◆ **TASK STATEMENT**: Write out every line of the records below as a numbered list, skipping blank lines and leaving the pictures out.

####################

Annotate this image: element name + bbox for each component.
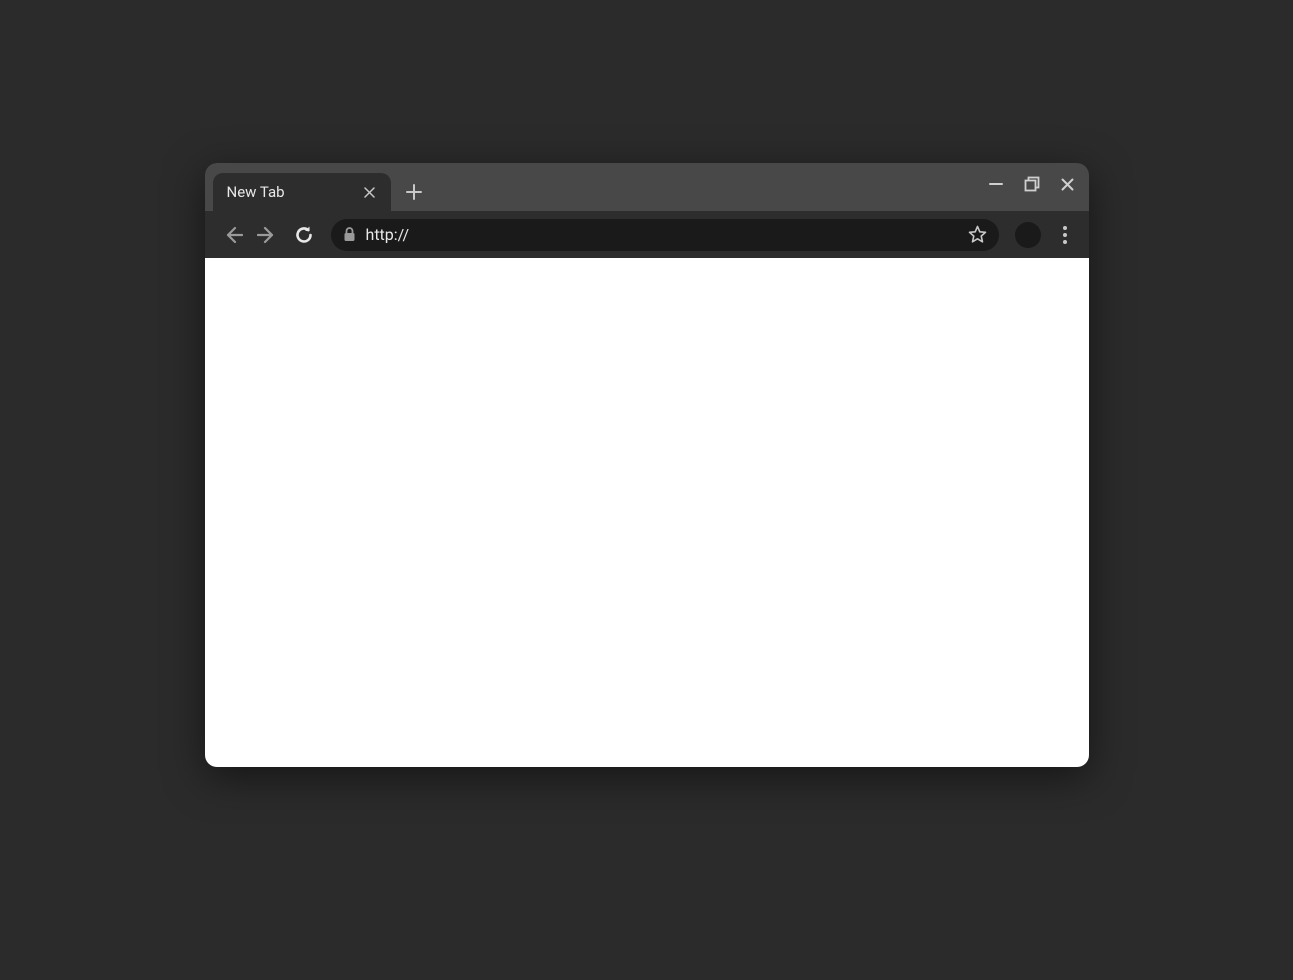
- browser-window: New Tab: [205, 163, 1089, 767]
- plus-icon: [406, 184, 422, 200]
- window-controls: [987, 175, 1077, 193]
- menu-button[interactable]: [1055, 222, 1075, 248]
- reload-button[interactable]: [291, 222, 317, 248]
- minimize-icon: [989, 177, 1003, 191]
- url-input[interactable]: [366, 225, 958, 244]
- close-icon: [364, 187, 375, 198]
- lock-icon: [343, 227, 356, 242]
- address-bar[interactable]: [331, 219, 999, 251]
- new-tab-button[interactable]: [399, 177, 429, 207]
- page-content: [205, 258, 1089, 767]
- reload-icon: [294, 225, 314, 245]
- star-icon: [968, 225, 987, 244]
- minimize-button[interactable]: [987, 175, 1005, 193]
- more-vertical-icon: [1063, 226, 1067, 244]
- browser-tab[interactable]: New Tab: [213, 173, 391, 211]
- close-icon: [1061, 178, 1074, 191]
- toolbar: [205, 211, 1089, 258]
- maximize-button[interactable]: [1023, 175, 1041, 193]
- site-security-button[interactable]: [343, 227, 356, 242]
- forward-button[interactable]: [255, 222, 281, 248]
- profile-button[interactable]: [1015, 222, 1041, 248]
- close-tab-button[interactable]: [361, 183, 379, 201]
- back-button[interactable]: [219, 222, 245, 248]
- arrow-left-icon: [221, 224, 243, 246]
- close-window-button[interactable]: [1059, 175, 1077, 193]
- arrow-right-icon: [257, 224, 279, 246]
- tab-strip: New Tab: [205, 163, 1089, 211]
- tab-title: New Tab: [227, 183, 285, 201]
- maximize-icon: [1024, 176, 1040, 192]
- bookmark-button[interactable]: [968, 225, 987, 244]
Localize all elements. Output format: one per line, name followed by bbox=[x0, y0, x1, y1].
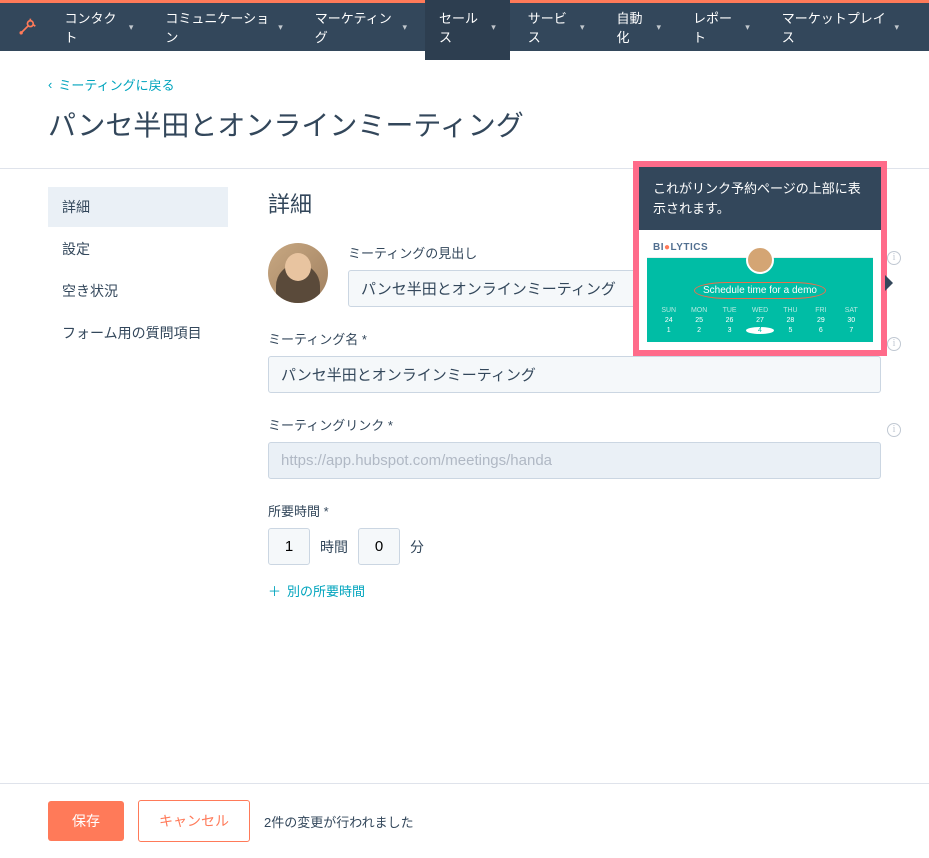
nav-marketing[interactable]: マーケティング ▾ bbox=[301, 0, 421, 60]
sidebar-item-label: フォーム用の質問項目 bbox=[62, 325, 202, 341]
meeting-link-input bbox=[268, 442, 881, 479]
content-area: 詳細 これがリンク予約ページの上部に表示されます。 BI●LYTICS Sche… bbox=[268, 187, 881, 622]
chevron-down-icon: ▾ bbox=[129, 22, 134, 33]
nav-label: マーケットプレイス bbox=[782, 8, 891, 46]
hubspot-logo-icon[interactable] bbox=[16, 15, 38, 39]
tooltip-callout: これがリンク予約ページの上部に表示されます。 BI●LYTICS Schedul… bbox=[633, 161, 887, 356]
sidebar-item-details[interactable]: 詳細 bbox=[48, 187, 228, 227]
changes-note: 2件の変更が行われました bbox=[264, 812, 414, 831]
duration-label: 所要時間 * bbox=[268, 501, 881, 520]
add-duration-button[interactable]: ＋ 別の所要時間 bbox=[268, 581, 881, 600]
nav-contacts[interactable]: コンタクト ▾ bbox=[50, 0, 147, 60]
chevron-down-icon: ▾ bbox=[580, 22, 585, 33]
duration-minutes-input[interactable] bbox=[358, 528, 400, 565]
sidebar-item-label: 設定 bbox=[62, 241, 90, 257]
chevron-down-icon: ▾ bbox=[657, 22, 662, 33]
plus-icon: ＋ bbox=[268, 581, 281, 600]
back-link-label: ミーティングに戻る bbox=[58, 75, 174, 94]
add-duration-label: 別の所要時間 bbox=[287, 581, 365, 600]
nav-label: コミュニケーション bbox=[165, 8, 274, 46]
cancel-button[interactable]: キャンセル bbox=[138, 800, 250, 842]
footer-actions: 保存 キャンセル 2件の変更が行われました bbox=[0, 783, 929, 858]
nav-label: 自動化 bbox=[616, 8, 652, 46]
nav-communication[interactable]: コミュニケーション ▾ bbox=[151, 0, 296, 60]
settings-sidebar: 詳細 設定 空き状況 フォーム用の質問項目 bbox=[48, 187, 228, 622]
duration-hours-unit: 時間 bbox=[320, 537, 348, 557]
nav-label: セールス bbox=[439, 8, 487, 46]
nav-marketplace[interactable]: マーケットプレイス▾ bbox=[768, 0, 913, 60]
preview-calendar: SUNMONTUEWEDTHUFRISAT 24252627282930 123… bbox=[655, 307, 865, 334]
info-icon[interactable]: i bbox=[887, 419, 901, 437]
duration-minutes-unit: 分 bbox=[410, 537, 424, 557]
duration-hours-input[interactable] bbox=[268, 528, 310, 565]
sidebar-item-form-questions[interactable]: フォーム用の質問項目 bbox=[48, 313, 228, 353]
nav-service[interactable]: サービス ▾ bbox=[514, 0, 599, 60]
nav-label: サービス bbox=[528, 8, 576, 46]
chevron-left-icon: ‹ bbox=[48, 77, 52, 92]
organizer-avatar bbox=[268, 243, 328, 303]
nav-automation[interactable]: 自動化 ▾ bbox=[602, 0, 675, 60]
info-icon[interactable]: i bbox=[887, 247, 901, 265]
sidebar-item-availability[interactable]: 空き状況 bbox=[48, 271, 228, 311]
preview-avatar bbox=[746, 246, 774, 274]
preview-title: Schedule time for a demo bbox=[694, 282, 826, 299]
meeting-name-input[interactable] bbox=[268, 356, 881, 393]
nav-sales[interactable]: セールス ▾ bbox=[425, 0, 510, 60]
sidebar-item-label: 詳細 bbox=[62, 199, 90, 215]
page-title: パンセ半田とオンラインミーティング bbox=[48, 104, 881, 144]
tooltip-preview: BI●LYTICS Schedule time for a demo SUNMO… bbox=[639, 230, 881, 350]
top-navigation: コンタクト ▾ コミュニケーション ▾ マーケティング ▾ セールス ▾ サービス ▾ 自… bbox=[0, 3, 929, 51]
nav-label: レポート bbox=[693, 8, 741, 46]
save-button[interactable]: 保存 bbox=[48, 801, 124, 841]
chevron-down-icon: ▾ bbox=[745, 22, 750, 33]
nav-label: マーケティング bbox=[315, 8, 399, 46]
tooltip-text: これがリンク予約ページの上部に表示されます。 bbox=[639, 167, 881, 230]
meeting-link-label: ミーティングリンク * bbox=[268, 415, 881, 434]
chevron-down-icon: ▾ bbox=[278, 22, 283, 33]
info-icon[interactable]: i bbox=[887, 333, 901, 351]
chevron-down-icon: ▾ bbox=[403, 22, 408, 33]
sidebar-item-settings[interactable]: 設定 bbox=[48, 229, 228, 269]
sidebar-item-label: 空き状況 bbox=[62, 283, 118, 299]
chevron-down-icon: ▾ bbox=[491, 22, 496, 33]
back-to-meetings-link[interactable]: ‹ ミーティングに戻る bbox=[48, 75, 881, 94]
chevron-down-icon: ▾ bbox=[894, 22, 899, 33]
nav-label: コンタクト bbox=[64, 8, 124, 46]
nav-reports[interactable]: レポート ▾ bbox=[679, 0, 764, 60]
tooltip-arrow-icon bbox=[885, 275, 893, 291]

####################

◆ **SOLUTION FOR THIS TASK**:
1. Annotate this image: element name + bbox for each component.
2. - browser-window: New Tab: [205, 163, 1089, 767]
3. - plus-icon: [406, 184, 422, 200]
4. - window-controls: [987, 175, 1077, 193]
5. - menu-button[interactable]: [1055, 222, 1075, 248]
6. - reload-button[interactable]: [291, 222, 317, 248]
7. - minimize-icon: [989, 177, 1003, 191]
8. - url-input[interactable]: [366, 225, 958, 244]
9. - close-icon: [364, 187, 375, 198]
10. - lock-icon: [343, 227, 356, 242]
11. - address-bar[interactable]: [331, 219, 999, 251]
12. - new-tab-button[interactable]: [399, 177, 429, 207]
13. - page-content: [205, 258, 1089, 767]
14. - reload-icon: [294, 225, 314, 245]
15. - star-icon: [968, 225, 987, 244]
16. - minimize-button[interactable]: [987, 175, 1005, 193]
17. - more-vertical-icon: [1063, 226, 1067, 244]
18. - browser-tab[interactable]: New Tab: [213, 173, 391, 211]
19. - close-icon: [1061, 178, 1074, 191]
20. - toolbar: [205, 211, 1089, 258]
21. - maximize-button[interactable]: [1023, 175, 1041, 193]
22. - site-security-button[interactable]: [343, 227, 356, 242]
23. - forward-button[interactable]: [255, 222, 281, 248]
24. - profile-button[interactable]: [1015, 222, 1041, 248]
25. - close-tab-button[interactable]: [361, 183, 379, 201]
26. - back-button[interactable]: [219, 222, 245, 248]
27. - arrow-left-icon: [221, 224, 243, 246]
28. - close-window-button[interactable]: [1059, 175, 1077, 193]
29. - arrow-right-icon: [257, 224, 279, 246]
30. - tab-strip: New Tab: [205, 163, 1089, 211]
31. - tab-title: New Tab: [227, 183, 285, 201]
32. - maximize-icon: [1024, 176, 1040, 192]
33. - bookmark-button[interactable]: [968, 225, 987, 244]
34. Localize all elements. Output format: one per line, name followed by bbox=[x0, y0, x1, y1].
35. nav-marketing[interactable]: マーケティング ▾ bbox=[301, 0, 421, 60]
36. sidebar-item-label: フォーム用の質問項目 bbox=[62, 325, 202, 341]
37. meeting-link-input bbox=[268, 442, 881, 479]
38. content-area: 詳細 これがリンク予約ページの上部に表示されます。 BI●LYTICS Sche… bbox=[268, 187, 881, 622]
39. chevron-down-icon: ▾ bbox=[129, 22, 134, 33]
40. nav-label: マーケットプレイス bbox=[782, 8, 891, 46]
41. hubspot-logo-icon[interactable] bbox=[16, 15, 38, 39]
42. tooltip-callout: これがリンク予約ページの上部に表示されます。 BI●LYTICS Schedul… bbox=[633, 161, 887, 356]
43. sidebar-item-details[interactable]: 詳細 bbox=[48, 187, 228, 227]
44. changes-note: 2件の変更が行われました bbox=[264, 812, 414, 831]
45. duration-label: 所要時間 * bbox=[268, 501, 881, 520]
46. add-duration-button[interactable]: ＋ 別の所要時間 bbox=[268, 581, 881, 600]
47. nav-contacts[interactable]: コンタクト ▾ bbox=[50, 0, 147, 60]
48. chevron-down-icon: ▾ bbox=[580, 22, 585, 33]
49. duration-minutes-input[interactable] bbox=[358, 528, 400, 565]
50. sidebar-item-label: 設定 bbox=[62, 241, 90, 257]
51. chevron-down-icon: ▾ bbox=[657, 22, 662, 33]
52. plus-icon: ＋ bbox=[268, 581, 281, 600]
53. back-link-label: ミーティングに戻る bbox=[58, 75, 174, 94]
54. add-duration-label: 別の所要時間 bbox=[287, 581, 365, 600]
55. nav-label: コミュニケーション bbox=[165, 8, 274, 46]
56. cancel-button[interactable]: キャンセル bbox=[138, 800, 250, 842]
57. footer-actions: 保存 キャンセル 2件の変更が行われました bbox=[0, 783, 929, 858]
58. nav-label: 自動化 bbox=[616, 8, 652, 46]
59. nav-communication[interactable]: コミュニケーション ▾ bbox=[151, 0, 296, 60]
60. settings-sidebar: 詳細 設定 空き状況 フォーム用の質問項目 bbox=[48, 187, 228, 622]
61. duration-hours-unit: 時間 bbox=[320, 537, 348, 557]
62. nav-label: セールス bbox=[439, 8, 487, 46]
63. nav-marketplace[interactable]: マーケットプレイス▾ bbox=[768, 0, 913, 60]
64. preview-calendar: SUNMONTUEWEDTHUFRISAT 24252627282930 123… bbox=[655, 307, 865, 334]
65. info-icon[interactable]: i bbox=[887, 419, 901, 437]
66. duration-minutes-unit: 分 bbox=[410, 537, 424, 557]
67. duration-hours-input[interactable] bbox=[268, 528, 310, 565]
68. sidebar-item-form-questions[interactable]: フォーム用の質問項目 bbox=[48, 313, 228, 353]
69. nav-service[interactable]: サービス ▾ bbox=[514, 0, 599, 60]
70. nav-label: サービス bbox=[528, 8, 576, 46]
71. chevron-left-icon: ‹ bbox=[48, 77, 52, 92]
72. organizer-avatar bbox=[268, 243, 328, 303]
73. nav-automation[interactable]: 自動化 ▾ bbox=[602, 0, 675, 60]
74. info-icon[interactable]: i bbox=[887, 247, 901, 265]
75. sidebar-item-availability[interactable]: 空き状況 bbox=[48, 271, 228, 311]
76. preview-avatar bbox=[746, 246, 774, 274]
77. preview-title: Schedule time for a demo bbox=[694, 282, 826, 299]
78. meeting-name-input[interactable] bbox=[268, 356, 881, 393]
79. nav-sales[interactable]: セールス ▾ bbox=[425, 0, 510, 60]
80. sidebar-item-label: 詳細 bbox=[62, 199, 90, 215]
81. page-title: パンセ半田とオンラインミーティング bbox=[48, 104, 881, 144]
82. tooltip-preview: BI●LYTICS Schedule time for a demo SUNMO… bbox=[639, 230, 881, 350]
83. top-navigation: コンタクト ▾ コミュニケーション ▾ マーケティング ▾ セールス ▾ サービス ▾ 自… bbox=[0, 3, 929, 51]
84. nav-label: レポート bbox=[693, 8, 741, 46]
85. save-button[interactable]: 保存 bbox=[48, 801, 124, 841]
86. chevron-down-icon: ▾ bbox=[745, 22, 750, 33]
87. nav-label: マーケティング bbox=[315, 8, 399, 46]
88. tooltip-text: これがリンク予約ページの上部に表示されます。 bbox=[639, 167, 881, 230]
89. meeting-link-label: ミーティングリンク * bbox=[268, 415, 881, 434]
90. chevron-down-icon: ▾ bbox=[278, 22, 283, 33]
91. info-icon[interactable]: i bbox=[887, 333, 901, 351]
92. chevron-down-icon: ▾ bbox=[403, 22, 408, 33]
93. sidebar-item-settings[interactable]: 設定 bbox=[48, 229, 228, 269]
94. sidebar-item-label: 空き状況 bbox=[62, 283, 118, 299]
95. chevron-down-icon: ▾ bbox=[491, 22, 496, 33]
96. back-to-meetings-link[interactable]: ‹ ミーティングに戻る bbox=[48, 75, 881, 94]
97. chevron-down-icon: ▾ bbox=[894, 22, 899, 33]
98. nav-label: コンタクト bbox=[64, 8, 124, 46]
99. nav-reports[interactable]: レポート ▾ bbox=[679, 0, 764, 60]
100. tooltip-arrow-icon bbox=[885, 275, 893, 291]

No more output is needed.